Entries »
■ ■ ■ ■ ■ ■ ■
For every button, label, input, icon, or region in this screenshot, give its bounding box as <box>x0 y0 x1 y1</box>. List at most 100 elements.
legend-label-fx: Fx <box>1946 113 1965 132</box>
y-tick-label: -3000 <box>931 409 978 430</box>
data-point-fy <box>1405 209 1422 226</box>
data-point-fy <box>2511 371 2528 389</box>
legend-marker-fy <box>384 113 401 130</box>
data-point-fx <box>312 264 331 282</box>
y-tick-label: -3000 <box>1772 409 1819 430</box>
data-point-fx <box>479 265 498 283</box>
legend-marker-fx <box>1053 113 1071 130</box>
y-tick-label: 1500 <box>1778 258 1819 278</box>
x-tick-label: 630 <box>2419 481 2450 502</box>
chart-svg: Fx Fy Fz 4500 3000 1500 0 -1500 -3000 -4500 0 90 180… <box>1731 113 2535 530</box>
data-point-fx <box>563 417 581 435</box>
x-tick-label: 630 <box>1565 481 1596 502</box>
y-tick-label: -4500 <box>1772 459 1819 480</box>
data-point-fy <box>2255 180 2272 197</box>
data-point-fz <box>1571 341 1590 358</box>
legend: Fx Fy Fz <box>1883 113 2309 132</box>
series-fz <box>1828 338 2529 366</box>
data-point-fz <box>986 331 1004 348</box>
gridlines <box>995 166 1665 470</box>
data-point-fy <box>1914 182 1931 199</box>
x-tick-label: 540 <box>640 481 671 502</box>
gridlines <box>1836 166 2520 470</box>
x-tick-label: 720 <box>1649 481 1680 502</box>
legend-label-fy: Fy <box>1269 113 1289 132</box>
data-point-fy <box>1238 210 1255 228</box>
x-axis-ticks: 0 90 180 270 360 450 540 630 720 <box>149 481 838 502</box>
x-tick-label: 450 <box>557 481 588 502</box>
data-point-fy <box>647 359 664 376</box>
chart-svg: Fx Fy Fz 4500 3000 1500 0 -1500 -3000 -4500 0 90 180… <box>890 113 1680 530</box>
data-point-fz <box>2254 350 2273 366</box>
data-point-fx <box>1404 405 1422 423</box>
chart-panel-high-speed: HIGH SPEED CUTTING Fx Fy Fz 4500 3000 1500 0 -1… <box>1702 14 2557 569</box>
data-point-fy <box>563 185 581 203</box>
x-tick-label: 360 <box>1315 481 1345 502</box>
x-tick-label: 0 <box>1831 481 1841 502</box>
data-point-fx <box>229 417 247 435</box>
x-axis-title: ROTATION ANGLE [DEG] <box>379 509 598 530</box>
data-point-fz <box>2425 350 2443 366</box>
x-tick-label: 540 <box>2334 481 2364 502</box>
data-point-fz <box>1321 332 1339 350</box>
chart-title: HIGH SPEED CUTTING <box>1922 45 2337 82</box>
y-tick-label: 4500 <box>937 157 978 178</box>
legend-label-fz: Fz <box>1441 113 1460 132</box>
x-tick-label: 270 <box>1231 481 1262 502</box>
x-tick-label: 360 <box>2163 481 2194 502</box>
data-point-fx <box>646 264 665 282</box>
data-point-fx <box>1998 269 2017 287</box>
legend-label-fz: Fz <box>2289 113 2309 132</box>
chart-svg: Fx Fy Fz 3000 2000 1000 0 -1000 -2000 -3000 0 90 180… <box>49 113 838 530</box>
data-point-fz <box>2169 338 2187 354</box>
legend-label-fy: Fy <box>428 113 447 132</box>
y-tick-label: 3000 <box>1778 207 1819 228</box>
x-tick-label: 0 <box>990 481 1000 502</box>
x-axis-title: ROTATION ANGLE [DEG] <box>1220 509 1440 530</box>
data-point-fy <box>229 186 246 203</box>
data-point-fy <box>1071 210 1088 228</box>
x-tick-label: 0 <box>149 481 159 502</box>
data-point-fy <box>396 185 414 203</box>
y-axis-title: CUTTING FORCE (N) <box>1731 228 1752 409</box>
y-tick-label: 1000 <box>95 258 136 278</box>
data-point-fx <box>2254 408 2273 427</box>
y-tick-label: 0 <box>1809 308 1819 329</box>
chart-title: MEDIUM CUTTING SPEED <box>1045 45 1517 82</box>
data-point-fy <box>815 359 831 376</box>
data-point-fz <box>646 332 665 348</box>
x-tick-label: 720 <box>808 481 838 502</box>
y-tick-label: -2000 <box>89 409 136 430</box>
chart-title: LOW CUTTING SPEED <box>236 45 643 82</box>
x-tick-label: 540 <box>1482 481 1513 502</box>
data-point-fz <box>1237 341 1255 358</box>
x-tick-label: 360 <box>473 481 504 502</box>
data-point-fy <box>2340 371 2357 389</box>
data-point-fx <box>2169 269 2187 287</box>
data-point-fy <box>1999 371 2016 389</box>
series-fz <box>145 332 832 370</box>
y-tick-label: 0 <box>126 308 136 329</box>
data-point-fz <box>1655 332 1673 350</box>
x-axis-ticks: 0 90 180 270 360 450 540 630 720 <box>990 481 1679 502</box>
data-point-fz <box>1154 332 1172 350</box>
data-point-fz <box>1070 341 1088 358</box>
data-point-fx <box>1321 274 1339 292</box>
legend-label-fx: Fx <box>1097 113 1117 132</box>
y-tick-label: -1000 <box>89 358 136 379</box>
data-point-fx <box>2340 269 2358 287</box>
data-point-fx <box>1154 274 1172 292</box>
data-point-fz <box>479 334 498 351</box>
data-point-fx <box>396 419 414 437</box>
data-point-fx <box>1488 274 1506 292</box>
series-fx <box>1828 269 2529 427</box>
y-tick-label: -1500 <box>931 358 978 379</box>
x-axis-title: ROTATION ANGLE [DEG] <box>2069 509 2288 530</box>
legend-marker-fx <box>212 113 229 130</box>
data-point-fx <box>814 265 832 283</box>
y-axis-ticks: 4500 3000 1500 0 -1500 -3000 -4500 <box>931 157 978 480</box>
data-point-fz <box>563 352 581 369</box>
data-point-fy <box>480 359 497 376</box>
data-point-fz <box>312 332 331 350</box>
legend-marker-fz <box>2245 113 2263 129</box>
■ ■ ■ ■ ■ ■ ■
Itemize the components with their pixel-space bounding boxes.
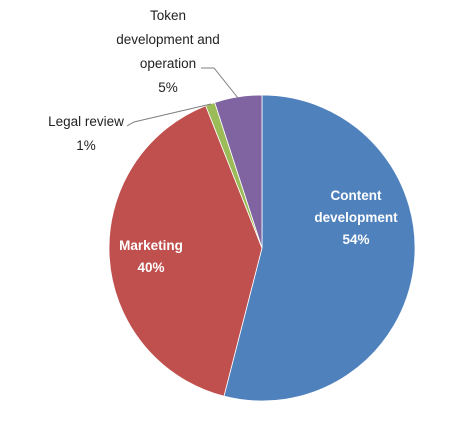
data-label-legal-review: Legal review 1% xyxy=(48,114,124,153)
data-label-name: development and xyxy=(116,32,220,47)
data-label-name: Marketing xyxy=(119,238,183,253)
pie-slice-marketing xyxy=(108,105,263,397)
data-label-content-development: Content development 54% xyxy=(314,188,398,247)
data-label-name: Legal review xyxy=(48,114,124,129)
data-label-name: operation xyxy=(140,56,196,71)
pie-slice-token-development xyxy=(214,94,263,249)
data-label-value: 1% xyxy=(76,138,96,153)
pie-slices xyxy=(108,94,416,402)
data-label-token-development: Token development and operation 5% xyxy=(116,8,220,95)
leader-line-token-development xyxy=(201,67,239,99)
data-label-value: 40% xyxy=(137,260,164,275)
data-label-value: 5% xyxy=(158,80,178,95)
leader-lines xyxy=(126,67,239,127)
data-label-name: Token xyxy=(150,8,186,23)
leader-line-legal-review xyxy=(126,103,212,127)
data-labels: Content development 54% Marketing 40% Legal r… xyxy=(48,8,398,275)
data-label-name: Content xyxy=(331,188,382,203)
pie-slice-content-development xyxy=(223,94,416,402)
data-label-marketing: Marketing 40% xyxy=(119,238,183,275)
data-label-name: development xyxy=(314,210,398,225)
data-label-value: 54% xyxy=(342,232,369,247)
■ ■ ■ ■ ■ ■ ■
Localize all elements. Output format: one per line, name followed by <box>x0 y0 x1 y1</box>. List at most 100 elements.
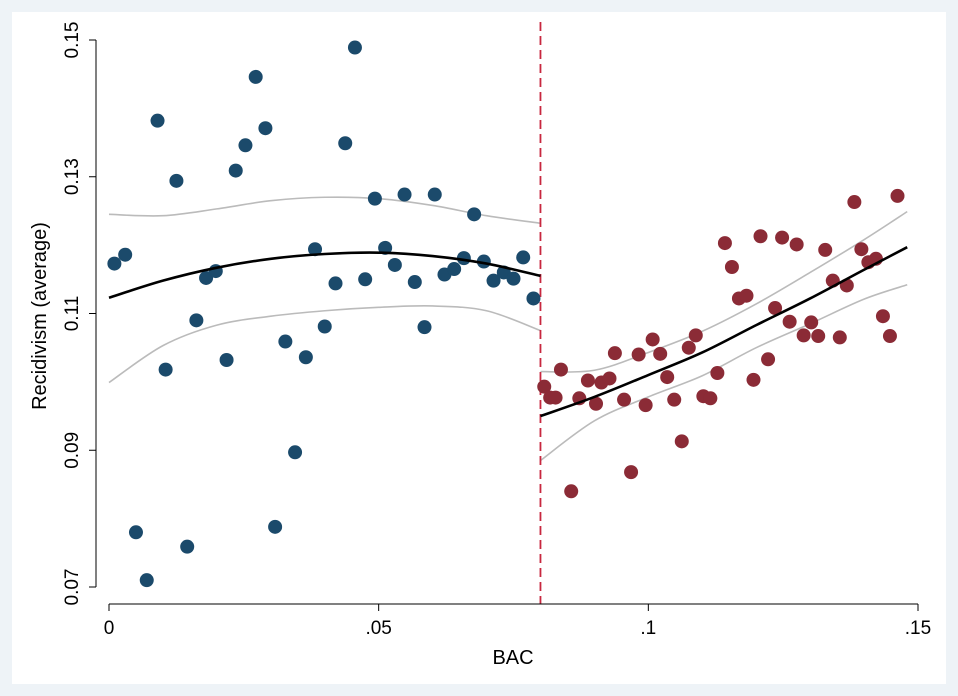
■ ■ ■ ■ ■ ■ ■
Work instructions » Recast the lines starting at the one containing "Itemize the components" and ending at the one containing "pie-slice-marketing xyxy=(108,105,263,397)" as a Markdown table with the columns No. and Line, numbering each line and skipping blank lines. Leave the pictures out.

Correct output »
| No. | Line |
|---|---|
| 1 | Itemize the components with their pixel-space bounding boxes. |
| 2 | data-label-legal-review: Legal review 1% xyxy=(48,114,124,153) |
| 3 | data-label-name: development and xyxy=(116,32,220,47) |
| 4 | data-label-name: Marketing xyxy=(119,238,183,253) |
| 5 | pie-slice-marketing xyxy=(108,105,263,397) |